**SUPPLIED PASSAGE:**
****************
What is cantilever bend testing?
Definition and purpose
Cantilever bend testing assesses a component’s flexural response by applying a controlled force at a set distance from a fixed end. The test measures bend force, stiffness, deflection angle, and, where relevant, the break point.
This method is commonly used for small, delicate components where flexibility and resistance to deformation are critical. Examples include:
- Electrical terminals that must flex without breaking
- Toothbrush bristles that require consistent deflection resistance
- Syringe needle shafts where controlled flexibility ensures safety and performance
- Aluminium screw caps that must retain shape during application
How it is performed
The test typically involves:
- Securing one end of the sample in a fixed clamp or fixture.
- Applying force at a defined point along the free end, perpendicular to its length.
- Measuring the applied force and resulting deflection to calculate stiffness or detect failure.
Fixtures are selected or designed for the component’s shape and material properties. For example, toothbrush bristles may require a multi-position head clamp, while an aluminium cap may need a contoured holder to prevent slippage.
Anchorage strength testing
Definition and purpose
Anchorage strength testing evaluates how securely a component is fixed into place, whether crimped, inserted, bonded, or moulded into a base. The aim is to determine the pull-out, push-out, or shear force needed to cause separation.
****************
**Raw records:**
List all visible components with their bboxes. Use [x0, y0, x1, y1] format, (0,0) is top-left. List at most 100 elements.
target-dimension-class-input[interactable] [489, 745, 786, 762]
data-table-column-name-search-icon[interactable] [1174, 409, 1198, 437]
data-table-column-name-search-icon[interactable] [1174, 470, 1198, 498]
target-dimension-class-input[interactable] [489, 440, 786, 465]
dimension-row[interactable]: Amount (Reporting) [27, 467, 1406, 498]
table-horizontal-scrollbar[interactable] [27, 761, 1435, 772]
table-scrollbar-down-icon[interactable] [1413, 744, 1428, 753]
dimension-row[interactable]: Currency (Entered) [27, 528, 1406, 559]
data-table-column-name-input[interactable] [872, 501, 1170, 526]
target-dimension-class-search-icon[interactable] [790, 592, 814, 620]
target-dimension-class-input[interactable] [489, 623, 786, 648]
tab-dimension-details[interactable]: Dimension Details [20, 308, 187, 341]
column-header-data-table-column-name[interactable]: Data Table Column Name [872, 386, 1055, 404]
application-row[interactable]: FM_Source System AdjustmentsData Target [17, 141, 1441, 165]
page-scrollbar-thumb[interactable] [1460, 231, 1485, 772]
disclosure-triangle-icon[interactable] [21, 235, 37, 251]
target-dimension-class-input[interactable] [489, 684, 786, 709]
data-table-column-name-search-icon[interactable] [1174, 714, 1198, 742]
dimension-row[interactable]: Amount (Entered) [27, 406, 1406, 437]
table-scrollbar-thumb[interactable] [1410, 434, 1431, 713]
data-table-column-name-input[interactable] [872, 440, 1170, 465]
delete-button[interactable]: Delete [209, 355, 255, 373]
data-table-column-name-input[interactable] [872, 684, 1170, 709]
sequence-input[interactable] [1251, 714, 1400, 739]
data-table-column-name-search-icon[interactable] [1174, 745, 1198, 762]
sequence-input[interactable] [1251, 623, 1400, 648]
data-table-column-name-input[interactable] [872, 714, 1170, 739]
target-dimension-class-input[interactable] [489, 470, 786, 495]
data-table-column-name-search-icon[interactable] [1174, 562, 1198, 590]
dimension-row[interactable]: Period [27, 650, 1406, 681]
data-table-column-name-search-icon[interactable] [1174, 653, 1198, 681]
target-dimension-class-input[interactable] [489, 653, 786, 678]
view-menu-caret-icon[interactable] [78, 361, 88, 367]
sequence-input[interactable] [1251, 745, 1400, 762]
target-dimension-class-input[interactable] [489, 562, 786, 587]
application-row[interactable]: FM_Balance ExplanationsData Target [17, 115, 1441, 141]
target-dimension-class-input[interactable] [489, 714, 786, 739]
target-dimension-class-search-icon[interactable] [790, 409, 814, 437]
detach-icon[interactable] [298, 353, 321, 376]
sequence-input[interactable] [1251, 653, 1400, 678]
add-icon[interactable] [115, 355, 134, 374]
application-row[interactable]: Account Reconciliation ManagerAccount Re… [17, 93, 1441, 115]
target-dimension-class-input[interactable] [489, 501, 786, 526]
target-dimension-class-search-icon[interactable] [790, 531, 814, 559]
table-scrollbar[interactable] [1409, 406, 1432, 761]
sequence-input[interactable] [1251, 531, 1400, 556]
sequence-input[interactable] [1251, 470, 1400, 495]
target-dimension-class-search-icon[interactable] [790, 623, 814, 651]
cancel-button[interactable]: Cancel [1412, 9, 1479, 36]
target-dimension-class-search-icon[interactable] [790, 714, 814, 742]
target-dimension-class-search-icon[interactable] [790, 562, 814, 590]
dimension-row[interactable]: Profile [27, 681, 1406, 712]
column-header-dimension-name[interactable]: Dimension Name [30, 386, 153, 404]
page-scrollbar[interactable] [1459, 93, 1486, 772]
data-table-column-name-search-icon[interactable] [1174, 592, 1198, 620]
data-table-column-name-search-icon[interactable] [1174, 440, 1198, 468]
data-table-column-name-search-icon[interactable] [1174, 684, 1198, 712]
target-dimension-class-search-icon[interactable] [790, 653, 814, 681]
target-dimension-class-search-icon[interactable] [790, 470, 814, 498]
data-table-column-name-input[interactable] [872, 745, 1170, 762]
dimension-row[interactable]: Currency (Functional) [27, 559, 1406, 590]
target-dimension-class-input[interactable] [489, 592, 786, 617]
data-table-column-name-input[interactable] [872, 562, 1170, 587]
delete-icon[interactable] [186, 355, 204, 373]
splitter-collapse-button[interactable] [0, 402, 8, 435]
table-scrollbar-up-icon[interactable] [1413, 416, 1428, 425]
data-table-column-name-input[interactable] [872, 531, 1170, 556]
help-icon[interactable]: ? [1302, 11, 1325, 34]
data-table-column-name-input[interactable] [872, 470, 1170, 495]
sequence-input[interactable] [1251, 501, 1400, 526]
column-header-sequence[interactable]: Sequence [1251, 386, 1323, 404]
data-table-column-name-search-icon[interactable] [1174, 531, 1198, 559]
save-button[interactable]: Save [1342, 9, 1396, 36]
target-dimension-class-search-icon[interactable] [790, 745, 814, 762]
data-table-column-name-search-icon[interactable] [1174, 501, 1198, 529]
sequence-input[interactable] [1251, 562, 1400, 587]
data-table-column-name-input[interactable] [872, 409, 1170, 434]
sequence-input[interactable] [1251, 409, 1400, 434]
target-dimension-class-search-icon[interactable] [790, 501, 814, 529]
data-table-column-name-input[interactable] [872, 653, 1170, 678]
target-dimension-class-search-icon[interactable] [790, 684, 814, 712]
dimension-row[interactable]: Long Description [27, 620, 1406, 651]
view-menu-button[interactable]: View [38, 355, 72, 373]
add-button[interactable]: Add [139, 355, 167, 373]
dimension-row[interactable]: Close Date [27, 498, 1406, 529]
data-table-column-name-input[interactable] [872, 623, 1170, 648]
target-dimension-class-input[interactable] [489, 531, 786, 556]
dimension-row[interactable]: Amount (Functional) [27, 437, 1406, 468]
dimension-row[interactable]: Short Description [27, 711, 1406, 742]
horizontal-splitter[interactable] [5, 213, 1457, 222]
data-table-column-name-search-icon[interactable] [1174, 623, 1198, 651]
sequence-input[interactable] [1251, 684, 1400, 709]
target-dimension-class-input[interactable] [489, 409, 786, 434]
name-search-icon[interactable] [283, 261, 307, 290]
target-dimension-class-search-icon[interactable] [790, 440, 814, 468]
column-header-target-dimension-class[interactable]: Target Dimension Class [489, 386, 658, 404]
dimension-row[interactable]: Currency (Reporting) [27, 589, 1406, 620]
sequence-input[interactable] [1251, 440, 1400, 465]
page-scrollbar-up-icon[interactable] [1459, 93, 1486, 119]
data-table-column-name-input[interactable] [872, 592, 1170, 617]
****************
Copy out the whole passage above on cantilever bend and anchorage strength testing word for word, from its opening question to its last sentence.

**ANSWER TO THIS EXERCISE:**
What is cantilever bend testing?
Definition and purpose
Cantilever bend testing assesses a component’s flexural response by applying a controlled force at a set distance from a fixed end. The test measures bend force, stiffness, deflection angle, and, where relevant, the break point.
This method is commonly used for small, delicate components where flexibility and resistance to deformation are critical. Examples include:
- Electrical terminals that must flex without breaking
- Toothbrush bristles that require consistent deflection resistance
- Syringe needle shafts where controlled flexibility ensures safety and performance
- Aluminium screw caps that must retain shape during application
How it is performed
The test typically involves:
- Securing one end of the sample in a fixed clamp or fixture.
- Applying force at a defined point along the free end, perpendicular to its length.
- Measuring the applied force and resulting deflection to calculate stiffness or detect failure.
Fixtures are selected or designed for the component’s shape and material properties. For example, toothbrush bristles may require a multi-position head clamp, while an aluminium cap may need a contoured holder to prevent slippage.
Anchorage strength testing
Definition and purpose
Anchorage strength testing evaluates how securely a component is fixed into place, whether crimped, inserted, bonded, or moulded into a base. The aim is to determine the pull-out, push-out, or shear force needed to cause separation.